# What is needed:
Your answer should consist of every line from the records that holds the string "hittar".

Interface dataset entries
━━━━

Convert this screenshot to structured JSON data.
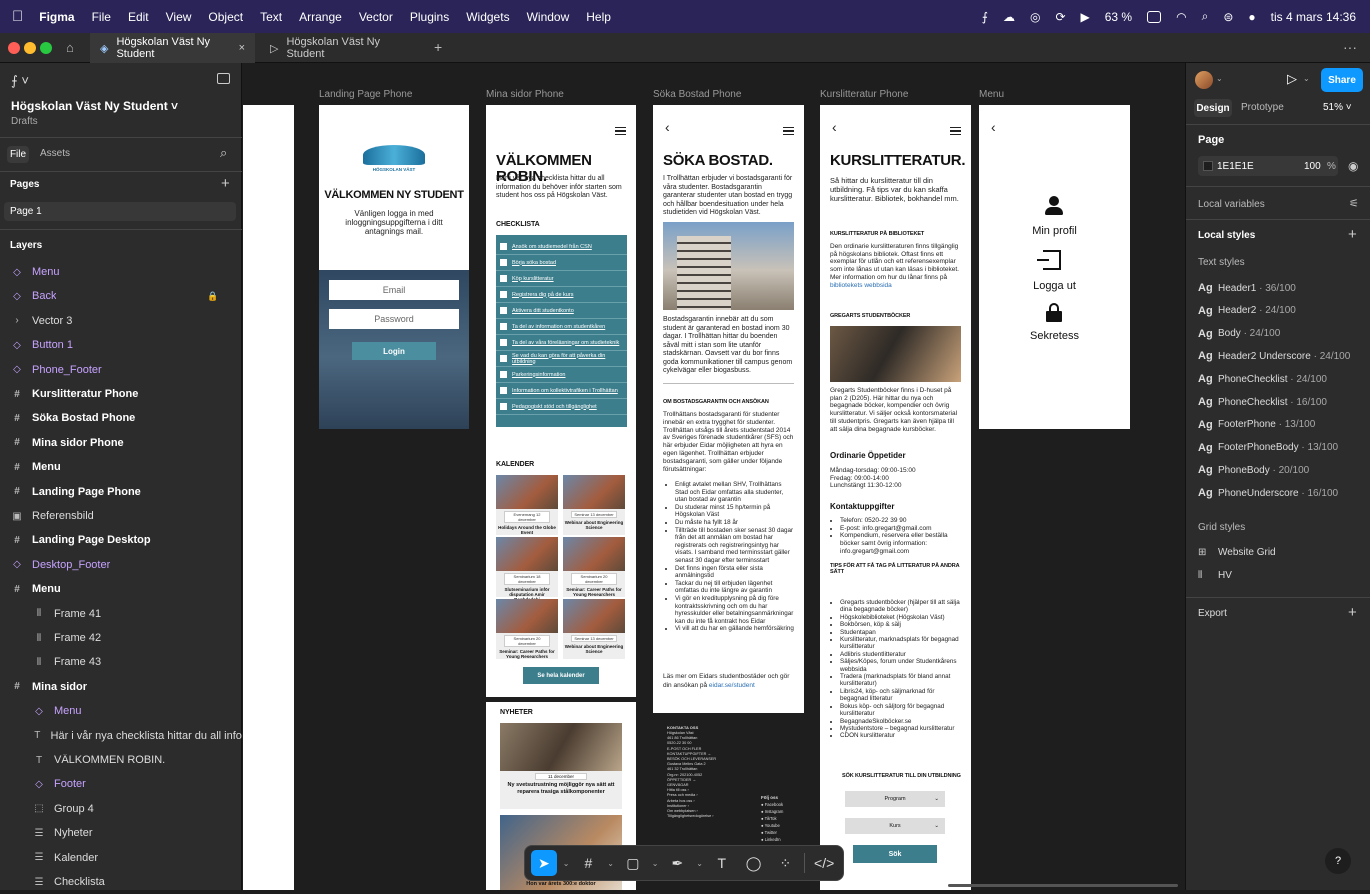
{
  "menubar": {
    "app": "Figma",
    "items": [
      "File",
      "Edit",
      "View",
      "Object",
      "Text",
      "Arrange",
      "Vector",
      "Plugins",
      "Widgets",
      "Window",
      "Help"
    ],
    "battery": "63 %",
    "clock": "tis 4 mars 14:36"
  },
  "tabs": [
    {
      "label": "Högskolan Väst Ny Student",
      "icon": "figma-file-icon",
      "close": "×"
    },
    {
      "label": "Högskolan Väst Ny Student",
      "icon": "play-icon"
    }
  ],
  "leftpanel": {
    "file_name": "Högskolan Väst Ny Student",
    "location": "Drafts",
    "tab_file": "File",
    "tab_assets": "Assets",
    "pages_title": "Pages",
    "page1": "Page 1",
    "layers_title": "Layers",
    "layers": [
      {
        "label": "Menu",
        "glyph": "◇",
        "style": "purple",
        "indent": 0
      },
      {
        "label": "Back",
        "glyph": "◇",
        "style": "purple",
        "indent": 0,
        "lock": true
      },
      {
        "label": "Vector 3",
        "glyph": "›",
        "style": "",
        "indent": 0
      },
      {
        "label": "Button 1",
        "glyph": "◇",
        "style": "purple",
        "indent": 0
      },
      {
        "label": "Phone_Footer",
        "glyph": "◇",
        "style": "purple",
        "indent": 0
      },
      {
        "label": "Kurslitteratur Phone",
        "glyph": "#",
        "style": "bold",
        "indent": 0
      },
      {
        "label": "Söka Bostad Phone",
        "glyph": "#",
        "style": "bold",
        "indent": 0
      },
      {
        "label": "Mina sidor Phone",
        "glyph": "#",
        "style": "bold",
        "indent": 0
      },
      {
        "label": "Menu",
        "glyph": "#",
        "style": "bold",
        "indent": 0
      },
      {
        "label": "Landing Page Phone",
        "glyph": "#",
        "style": "bold",
        "indent": 0
      },
      {
        "label": "Referensbild",
        "glyph": "▣",
        "style": "",
        "indent": 0
      },
      {
        "label": "Landing Page Desktop",
        "glyph": "#",
        "style": "bold",
        "indent": 0
      },
      {
        "label": "Desktop_Footer",
        "glyph": "◇",
        "style": "purple",
        "indent": 0
      },
      {
        "label": "Menu",
        "glyph": "#",
        "style": "bold",
        "indent": 0
      },
      {
        "label": "Frame 41",
        "glyph": "⫴",
        "style": "",
        "indent": 1
      },
      {
        "label": "Frame 42",
        "glyph": "⫴",
        "style": "",
        "indent": 1
      },
      {
        "label": "Frame 43",
        "glyph": "⫴",
        "style": "",
        "indent": 1
      },
      {
        "label": "Mina sidor",
        "glyph": "#",
        "style": "bold",
        "indent": 0
      },
      {
        "label": "Menu",
        "glyph": "◇",
        "style": "purple",
        "indent": 1
      },
      {
        "label": "Här i vår nya checklista hittar du all information d",
        "glyph": "T",
        "style": "",
        "indent": 1
      },
      {
        "label": "VÄLKOMMEN ROBIN.",
        "glyph": "T",
        "style": "",
        "indent": 1
      },
      {
        "label": "Footer",
        "glyph": "◇",
        "style": "purple",
        "indent": 1
      },
      {
        "label": "Group 4",
        "glyph": "⬚",
        "style": "",
        "indent": 1
      },
      {
        "label": "Nyheter",
        "glyph": "☰",
        "style": "",
        "indent": 1
      },
      {
        "label": "Kalender",
        "glyph": "☰",
        "style": "",
        "indent": 1
      },
      {
        "label": "Checklista",
        "glyph": "☰",
        "style": "",
        "indent": 1
      }
    ]
  },
  "rightpanel": {
    "share": "Share",
    "tab_design": "Design",
    "tab_prototype": "Prototype",
    "zoom": "51%",
    "page_title": "Page",
    "page_color": "1E1E1E",
    "page_opacity": "100",
    "pct": "%",
    "local_variables": "Local variables",
    "local_styles": "Local styles",
    "text_styles": "Text styles",
    "styles": [
      {
        "name": "Header1",
        "meta": " · 36/100"
      },
      {
        "name": "Header2",
        "meta": " · 24/100"
      },
      {
        "name": "Body",
        "meta": " · 24/100"
      },
      {
        "name": "Header2 Underscore",
        "meta": " · 24/100"
      },
      {
        "name": "PhoneChecklist",
        "meta": " · 24/100"
      },
      {
        "name": "PhoneChecklist",
        "meta": " · 16/100"
      },
      {
        "name": "FooterPhone",
        "meta": " · 13/100"
      },
      {
        "name": "FooterPhoneBody",
        "meta": " · 13/100"
      },
      {
        "name": "PhoneBody",
        "meta": " · 20/100"
      },
      {
        "name": "PhoneUnderscore",
        "meta": " · 16/100"
      }
    ],
    "grid_styles": "Grid styles",
    "grids": [
      "Website Grid",
      "HV"
    ],
    "export": "Export",
    "help": "?"
  },
  "frames": {
    "landing": {
      "label": "Landing Page Phone",
      "logo_text": "HÖGSKOLAN VÄST",
      "title": "VÄLKOMMEN NY STUDENT",
      "sub": "Vänligen logga in med inloggningsuppgifterna i ditt antagnings mail.",
      "email": "Email",
      "password": "Password",
      "login": "Login"
    },
    "mina": {
      "label": "Mina sidor Phone",
      "title": "VÄLKOMMEN ROBIN.",
      "intro": "Här i vår nya checklista hittar du all information du behöver inför starten som student hos oss på Högskolan Väst.",
      "checklist_title": "CHECKLISTA",
      "checklist": [
        "Ansök om studiemedel från CSN",
        "Börja söka bostad",
        "Köp kurslitteratur",
        "Registrera dig på de kurs",
        "Aktivera ditt studentkonto",
        "Ta del av information om studentkåren",
        "Ta del av våra föreläsningar om studieteknik",
        "Se vad du kan göra för att påverka din utbildning",
        "Parkeringsinformation",
        "Information om kollektivtrafiken i Trollhättan",
        "Pedagogiskt stöd och tillgänglighet"
      ],
      "calendar_title": "KALENDER",
      "events": [
        {
          "date": "Evenemang 12 december",
          "title": "Holidays Around the Globe Event"
        },
        {
          "date": "Seminar 13 december",
          "title": "Webinar about Engineering Science"
        },
        {
          "date": "Seminarium 18 december",
          "title": "Slutseminarium inför disputation Amir Baghdadchi"
        },
        {
          "date": "Seminarium 20 december",
          "title": "Seminar: Career Paths for Young Researchers"
        },
        {
          "date": "Seminarium 20 december",
          "title": "Seminar: Career Paths for Young Researchers"
        },
        {
          "date": "Seminar 13 december",
          "title": "Webinar about Engineering Science"
        }
      ],
      "calendar_btn": "Se hela kalender",
      "news_title": "NYHETER",
      "news_date": "11 december",
      "news_text": "Ny svetsutrustning möjliggör nya sätt att reparera trasiga stålkomponenter",
      "news2": "Hon var årets 300:e doktor"
    },
    "bostad": {
      "label": "Söka Bostad Phone",
      "back": "‹",
      "title": "SÖKA BOSTAD.",
      "intro": "I Trollhättan erbjuder vi bostadsgaranti för våra studenter. Bostadsgarantin garanterar studenter utan bostad en trygg och hållbar boendesituation under hela studietiden vid Högskolan Väst.",
      "p2": "Bostadsgarantin innebär att du som student är garanterad en bostad inom 30 dagar. I Trollhättan hittar du boenden såväl mitt i stan som lite utanför stadskärnan. Oavsett var du bor finns goda kommunikationer till campus genom cykelvägar eller biogasbuss.",
      "h2": "OM BOSTADSGARANTIN OCH ANSÖKAN",
      "p3": "Trollhättans bostadsgaranti för studenter innebär en extra trygghet för studenter. Trollhättan utsågs till årets studentstad 2014 av Sveriges förenade studentkårer (SFS) och här erbjuder Eidar möjligheten att hyra en egen lägenhet. Trollhättan erbjuder bostadsgaranti, som gäller under följande förutsättningar:",
      "bullets": [
        "Enligt avtalet mellan SHV, Trollhättans Stad och Eidar omfattas alla studenter, utan bostad av garantin",
        "Du studerar minst 15 hp/termin på Högskolan Väst",
        "Du måste ha fyllt 18 år",
        "Tillträde till bostaden sker senast 30 dagar från det att anmälan om bostad har registrerats och registreringsintyg har visats. I samband med terminsstart gäller senast 30 dagar efter terminsstart",
        "Det finns ingen första eller sista anmälningstid",
        "Tackar du nej till erbjuden lägenhet omfattas du inte längre av garantin",
        "Vi gör en kreditupplysning på dig före kontraktsskrivning och om du har hyresskulder eller betalningsanmärkningar kan du inte få kontrakt hos Eidar",
        "Vi vill att du har en gällande hemförsäkring"
      ],
      "outro": "Läs mer om Eidars studentbostäder och gör din ansökan på ",
      "link": "eidar.se/student",
      "footer_contact": "KONTAKTA OSS",
      "footer_lines": [
        "Högskolan Väst",
        "461 86 Trollhättan",
        "0520-22 30 00",
        "E-POST OCH FLER KONTAKTUPPGIFTER →",
        "BESÖK OCH LEVERANSER",
        "Gustava Melins Gata 2",
        "461 32 Trollhättan",
        "Org.nr: 202100-4052",
        "ÖPPETTIDER →",
        "GENVÄGAR",
        "Hitta till oss ›",
        "Press och media ›",
        "Arbeta hos oss ›",
        "Institutioner ›",
        "Om webbplatsen ›",
        "Tillgänglighetsredogörelse ›"
      ],
      "follow": "Följ oss",
      "social": [
        "Facebook",
        "Instagram",
        "TikTok",
        "Youtube",
        "Twitter",
        "LinkedIn"
      ]
    },
    "kurs": {
      "label": "Kurslitteratur Phone",
      "title": "KURSLITTERATUR.",
      "intro": "Så hittar du kurslitteratur till din utbildning. Få tips var du kan skaffa kurslitteratur. Bibliotek, bokhandel mm.",
      "h_bib": "KURSLITTERATUR PÅ BIBLIOTEKET",
      "p_bib": "Den ordinarie kurslitteraturen finns tillgänglig på högskolans bibliotek. Oftast finns ett exemplar för utlån och ett referensexemplar som inte lånas ut utan kan läsas i biblioteket. Mer information om hur du lånar finns på ",
      "p_bib_link": "bibliotekets webbsida",
      "h_greg": "GREGARTS STUDENTBÖCKER",
      "p_greg": "Gregarts Studentböcker finns i D-huset på plan 2 (D205). Här hittar du nya och begagnade böcker, kompendier och övrig kurslitteratur. Vi säljer också kontorsmaterial till studentpris. Gregarts kan även hjälpa till att sälja dina begagnade kursböcker.",
      "h_open": "Ordinarie Öppetider",
      "open": "Måndag-torsdag: 09:00-15:00\nFredag: 09:00-14:00\nLunchstängt 11:30-12:00",
      "h_contact": "Kontaktuppgifter",
      "contact": [
        "Telefon: 0520-22 39 90",
        "E-post: info.gregart@gmail.com",
        "Kompendium, reservera eller beställa böcker samt övrig information: info.gregart@gmail.com"
      ],
      "h_tips": "TIPS FÖR ATT FÅ TAG PÅ LITTERATUR PÅ ANDRA SÄTT",
      "tips": [
        "Gregarts studentböcker (hjälper till att sälja dina begagnade böcker)",
        "Högskolebiblioteket (Högskolan Väst)",
        "Bokbörsen, köp & sälj",
        "Studentapan",
        "Kurslitteratur, marknadsplats för begagnad kurslitteratur",
        "Adlibris studentlitteratur",
        "Säljes/Köpes, forum under Studentkårens webbsida",
        "Tradera (marknadsplats för bland annat kurslitteratur)",
        "Libris24, köp- och säljmarknad för begagnad litteratur",
        "Bokus köp- och säljtorg för begagnad kurslitteratur",
        "BegagnadeSkolböcker.se",
        "Mystudentstore – begagnad kurslitteratur",
        "CDON kurslitteratur"
      ],
      "h_search": "SÖK KURSLITTERATUR TILL DIN UTBILDNING",
      "sel1": "Program",
      "sel2": "Kurs",
      "search_btn": "Sök"
    },
    "menu": {
      "label": "Menu",
      "items": [
        "Min profil",
        "Logga ut",
        "Sekretess"
      ]
    }
  },
  "colors": {
    "teal": "#3c7e8c",
    "accent": "#0d99ff",
    "layer_component": "#c6a2ff"
  }
}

━━━━

# Result for this task:
        "label": "Här i vår nya checklista hittar du all information d",
      "intro": "Här i vår nya checklista hittar du all information du behöver inför starten som student hos oss på Högskolan Väst.",
      "p2": "Bostadsgarantin innebär att du som student är garanterad en bostad inom 30 dagar. I Trollhättan hittar du boenden såväl mitt i stan som lite utanför stadskärnan. Oavsett var du bor finns goda kommunikationer till campus genom cykelvägar eller biogasbuss.",
      "intro": "Så hittar du kurslitteratur till din utbildning. Få tips var du kan skaffa kurslitteratur. Bibliotek, bokhandel mm.",
      "p_greg": "Gregarts Studentböcker finns i D-huset på plan 2 (D205). Här hittar du nya och begagnade böcker, kompendier och övrig kurslitteratur. Vi säljer också kontorsmaterial till studentpris. Gregarts kan även hjälpa till att sälja dina begagnade kursböcker.",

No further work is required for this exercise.